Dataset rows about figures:
....

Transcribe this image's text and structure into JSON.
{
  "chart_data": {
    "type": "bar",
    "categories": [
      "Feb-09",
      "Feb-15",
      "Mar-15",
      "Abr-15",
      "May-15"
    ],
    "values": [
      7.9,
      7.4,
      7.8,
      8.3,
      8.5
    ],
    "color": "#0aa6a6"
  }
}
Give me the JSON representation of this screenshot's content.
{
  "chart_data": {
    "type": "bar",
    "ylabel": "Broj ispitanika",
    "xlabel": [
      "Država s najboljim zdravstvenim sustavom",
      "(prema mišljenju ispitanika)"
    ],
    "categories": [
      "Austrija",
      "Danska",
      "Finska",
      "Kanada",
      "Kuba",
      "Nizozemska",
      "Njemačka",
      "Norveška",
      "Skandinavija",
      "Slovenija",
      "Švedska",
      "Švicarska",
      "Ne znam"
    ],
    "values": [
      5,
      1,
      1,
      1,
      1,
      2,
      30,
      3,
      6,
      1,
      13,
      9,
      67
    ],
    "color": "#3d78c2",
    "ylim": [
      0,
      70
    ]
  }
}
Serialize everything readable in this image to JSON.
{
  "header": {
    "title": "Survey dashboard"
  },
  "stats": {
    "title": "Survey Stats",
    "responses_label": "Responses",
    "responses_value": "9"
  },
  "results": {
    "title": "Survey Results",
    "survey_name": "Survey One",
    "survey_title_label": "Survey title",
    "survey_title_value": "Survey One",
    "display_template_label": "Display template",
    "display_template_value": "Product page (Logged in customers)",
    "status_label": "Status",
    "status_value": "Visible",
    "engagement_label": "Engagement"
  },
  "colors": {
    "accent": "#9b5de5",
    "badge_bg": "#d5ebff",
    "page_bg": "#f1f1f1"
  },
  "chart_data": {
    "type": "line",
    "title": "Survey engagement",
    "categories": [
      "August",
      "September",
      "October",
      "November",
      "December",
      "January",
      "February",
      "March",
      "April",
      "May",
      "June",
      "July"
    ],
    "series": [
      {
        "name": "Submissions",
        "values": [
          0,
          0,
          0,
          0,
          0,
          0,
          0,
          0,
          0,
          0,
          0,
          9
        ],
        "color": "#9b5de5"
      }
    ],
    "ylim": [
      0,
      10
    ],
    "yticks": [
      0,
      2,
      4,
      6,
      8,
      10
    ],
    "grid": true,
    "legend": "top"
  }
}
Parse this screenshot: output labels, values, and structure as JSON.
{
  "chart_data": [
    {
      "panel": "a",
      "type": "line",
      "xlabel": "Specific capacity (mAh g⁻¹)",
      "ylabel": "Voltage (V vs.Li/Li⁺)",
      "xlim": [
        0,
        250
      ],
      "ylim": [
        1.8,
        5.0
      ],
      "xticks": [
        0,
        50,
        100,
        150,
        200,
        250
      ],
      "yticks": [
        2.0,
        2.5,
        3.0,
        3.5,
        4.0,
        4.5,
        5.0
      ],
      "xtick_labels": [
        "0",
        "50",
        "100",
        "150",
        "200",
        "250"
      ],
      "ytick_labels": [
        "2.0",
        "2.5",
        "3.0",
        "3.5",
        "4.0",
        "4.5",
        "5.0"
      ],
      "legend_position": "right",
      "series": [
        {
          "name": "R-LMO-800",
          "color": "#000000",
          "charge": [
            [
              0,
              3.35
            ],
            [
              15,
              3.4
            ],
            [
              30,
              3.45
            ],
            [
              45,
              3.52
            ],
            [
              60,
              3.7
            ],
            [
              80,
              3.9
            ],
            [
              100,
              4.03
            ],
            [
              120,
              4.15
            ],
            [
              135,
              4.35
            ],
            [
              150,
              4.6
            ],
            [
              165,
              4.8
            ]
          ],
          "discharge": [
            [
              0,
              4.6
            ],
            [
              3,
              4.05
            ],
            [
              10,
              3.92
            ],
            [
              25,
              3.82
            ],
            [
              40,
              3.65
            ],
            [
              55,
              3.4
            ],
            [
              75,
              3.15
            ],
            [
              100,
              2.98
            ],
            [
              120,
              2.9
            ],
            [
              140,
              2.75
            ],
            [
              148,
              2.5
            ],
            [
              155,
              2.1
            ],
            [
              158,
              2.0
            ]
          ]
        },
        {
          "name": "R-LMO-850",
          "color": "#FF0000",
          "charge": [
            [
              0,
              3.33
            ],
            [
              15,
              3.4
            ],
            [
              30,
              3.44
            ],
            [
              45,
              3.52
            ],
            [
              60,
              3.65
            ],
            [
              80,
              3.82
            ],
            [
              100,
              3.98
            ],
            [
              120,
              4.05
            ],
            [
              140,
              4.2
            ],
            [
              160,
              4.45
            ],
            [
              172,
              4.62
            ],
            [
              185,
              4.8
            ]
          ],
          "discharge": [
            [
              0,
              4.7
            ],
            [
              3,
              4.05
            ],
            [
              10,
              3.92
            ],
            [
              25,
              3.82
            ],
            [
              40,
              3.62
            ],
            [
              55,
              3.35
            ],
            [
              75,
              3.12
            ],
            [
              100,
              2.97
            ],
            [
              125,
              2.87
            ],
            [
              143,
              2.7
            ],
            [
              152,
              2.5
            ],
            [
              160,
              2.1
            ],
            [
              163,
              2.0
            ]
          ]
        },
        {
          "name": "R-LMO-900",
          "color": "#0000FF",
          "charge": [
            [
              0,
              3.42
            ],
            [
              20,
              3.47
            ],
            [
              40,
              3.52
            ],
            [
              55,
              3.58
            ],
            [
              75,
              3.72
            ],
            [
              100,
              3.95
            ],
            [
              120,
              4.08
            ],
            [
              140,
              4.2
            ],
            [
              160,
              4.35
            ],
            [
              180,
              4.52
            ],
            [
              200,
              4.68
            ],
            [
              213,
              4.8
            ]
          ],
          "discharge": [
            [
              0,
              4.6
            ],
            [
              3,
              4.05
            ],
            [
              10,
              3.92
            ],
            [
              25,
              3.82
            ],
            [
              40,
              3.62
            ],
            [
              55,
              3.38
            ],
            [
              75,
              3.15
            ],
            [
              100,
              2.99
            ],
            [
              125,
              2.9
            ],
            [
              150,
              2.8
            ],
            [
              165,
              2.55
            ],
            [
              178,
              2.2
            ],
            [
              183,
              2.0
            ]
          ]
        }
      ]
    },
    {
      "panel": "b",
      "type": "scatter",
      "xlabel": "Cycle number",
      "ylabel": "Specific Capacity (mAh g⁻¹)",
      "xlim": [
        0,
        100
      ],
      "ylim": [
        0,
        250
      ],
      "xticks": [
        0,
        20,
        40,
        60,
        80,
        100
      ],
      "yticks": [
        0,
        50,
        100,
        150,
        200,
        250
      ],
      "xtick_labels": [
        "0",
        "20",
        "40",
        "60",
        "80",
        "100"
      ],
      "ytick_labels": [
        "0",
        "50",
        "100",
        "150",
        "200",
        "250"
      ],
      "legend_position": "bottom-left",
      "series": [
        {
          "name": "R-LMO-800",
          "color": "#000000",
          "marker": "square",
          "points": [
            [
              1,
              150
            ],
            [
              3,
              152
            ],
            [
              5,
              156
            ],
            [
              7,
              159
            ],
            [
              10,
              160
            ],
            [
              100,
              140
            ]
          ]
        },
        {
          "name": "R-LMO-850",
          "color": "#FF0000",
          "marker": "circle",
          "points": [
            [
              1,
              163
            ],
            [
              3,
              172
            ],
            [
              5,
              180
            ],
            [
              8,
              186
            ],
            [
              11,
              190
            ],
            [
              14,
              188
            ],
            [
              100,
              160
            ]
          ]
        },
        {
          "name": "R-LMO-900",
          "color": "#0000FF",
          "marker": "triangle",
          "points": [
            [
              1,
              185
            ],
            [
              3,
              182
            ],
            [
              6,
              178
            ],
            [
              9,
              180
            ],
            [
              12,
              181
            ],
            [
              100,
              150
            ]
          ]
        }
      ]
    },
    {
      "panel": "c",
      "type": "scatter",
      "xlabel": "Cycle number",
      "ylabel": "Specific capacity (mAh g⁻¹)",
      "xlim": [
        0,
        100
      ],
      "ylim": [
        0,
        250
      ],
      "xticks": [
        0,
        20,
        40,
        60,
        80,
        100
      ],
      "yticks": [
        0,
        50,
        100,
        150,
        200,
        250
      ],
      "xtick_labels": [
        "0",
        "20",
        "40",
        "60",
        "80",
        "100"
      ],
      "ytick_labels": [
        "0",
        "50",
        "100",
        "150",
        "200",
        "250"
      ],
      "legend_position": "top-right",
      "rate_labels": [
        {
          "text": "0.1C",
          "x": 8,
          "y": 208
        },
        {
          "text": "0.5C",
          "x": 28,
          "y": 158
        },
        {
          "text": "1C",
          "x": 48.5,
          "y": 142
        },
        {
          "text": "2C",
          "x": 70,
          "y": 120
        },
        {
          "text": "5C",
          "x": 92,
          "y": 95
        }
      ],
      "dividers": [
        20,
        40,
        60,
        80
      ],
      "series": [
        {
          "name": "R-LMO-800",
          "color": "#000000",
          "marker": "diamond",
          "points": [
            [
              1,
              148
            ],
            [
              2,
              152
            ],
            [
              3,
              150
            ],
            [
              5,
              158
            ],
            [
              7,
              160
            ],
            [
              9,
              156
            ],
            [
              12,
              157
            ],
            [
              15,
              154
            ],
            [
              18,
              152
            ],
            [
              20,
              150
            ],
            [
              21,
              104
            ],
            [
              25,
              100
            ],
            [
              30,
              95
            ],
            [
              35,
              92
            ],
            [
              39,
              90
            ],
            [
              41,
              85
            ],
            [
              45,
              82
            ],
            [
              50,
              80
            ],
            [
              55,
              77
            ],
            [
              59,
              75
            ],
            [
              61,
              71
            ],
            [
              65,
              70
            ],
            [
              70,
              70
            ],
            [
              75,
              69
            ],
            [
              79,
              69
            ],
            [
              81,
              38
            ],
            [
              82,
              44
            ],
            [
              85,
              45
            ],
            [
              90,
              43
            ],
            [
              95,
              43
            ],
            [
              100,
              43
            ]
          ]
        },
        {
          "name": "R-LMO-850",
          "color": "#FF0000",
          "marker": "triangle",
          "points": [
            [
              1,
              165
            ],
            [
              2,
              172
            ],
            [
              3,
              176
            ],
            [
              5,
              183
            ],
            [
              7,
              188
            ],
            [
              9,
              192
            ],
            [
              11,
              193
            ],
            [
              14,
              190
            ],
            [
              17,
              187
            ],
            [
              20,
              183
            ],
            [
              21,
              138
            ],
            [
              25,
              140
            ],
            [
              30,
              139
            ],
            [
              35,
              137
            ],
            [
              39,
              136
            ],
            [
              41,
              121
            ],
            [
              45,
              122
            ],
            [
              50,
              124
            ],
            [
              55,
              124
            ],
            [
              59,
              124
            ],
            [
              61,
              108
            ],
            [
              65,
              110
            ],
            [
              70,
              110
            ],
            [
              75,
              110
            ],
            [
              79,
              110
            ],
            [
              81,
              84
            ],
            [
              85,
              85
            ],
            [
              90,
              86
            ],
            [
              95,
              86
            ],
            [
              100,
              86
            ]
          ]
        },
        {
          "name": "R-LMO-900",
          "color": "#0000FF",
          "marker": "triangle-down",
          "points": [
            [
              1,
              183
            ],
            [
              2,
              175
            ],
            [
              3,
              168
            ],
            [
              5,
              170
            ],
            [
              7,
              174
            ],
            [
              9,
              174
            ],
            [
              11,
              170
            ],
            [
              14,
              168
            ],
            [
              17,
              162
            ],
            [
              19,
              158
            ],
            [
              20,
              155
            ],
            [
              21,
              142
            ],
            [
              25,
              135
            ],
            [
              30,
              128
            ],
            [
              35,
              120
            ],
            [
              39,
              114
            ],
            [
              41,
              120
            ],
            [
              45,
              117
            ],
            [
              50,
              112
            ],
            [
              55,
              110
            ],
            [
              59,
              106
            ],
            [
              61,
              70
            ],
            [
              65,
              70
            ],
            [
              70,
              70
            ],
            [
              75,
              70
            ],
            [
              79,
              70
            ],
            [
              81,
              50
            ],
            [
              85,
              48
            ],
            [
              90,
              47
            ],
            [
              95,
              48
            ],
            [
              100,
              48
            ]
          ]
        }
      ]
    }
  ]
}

....

Each line of the data that includes the word "screenshot" counts once; report the total and nothing more.

2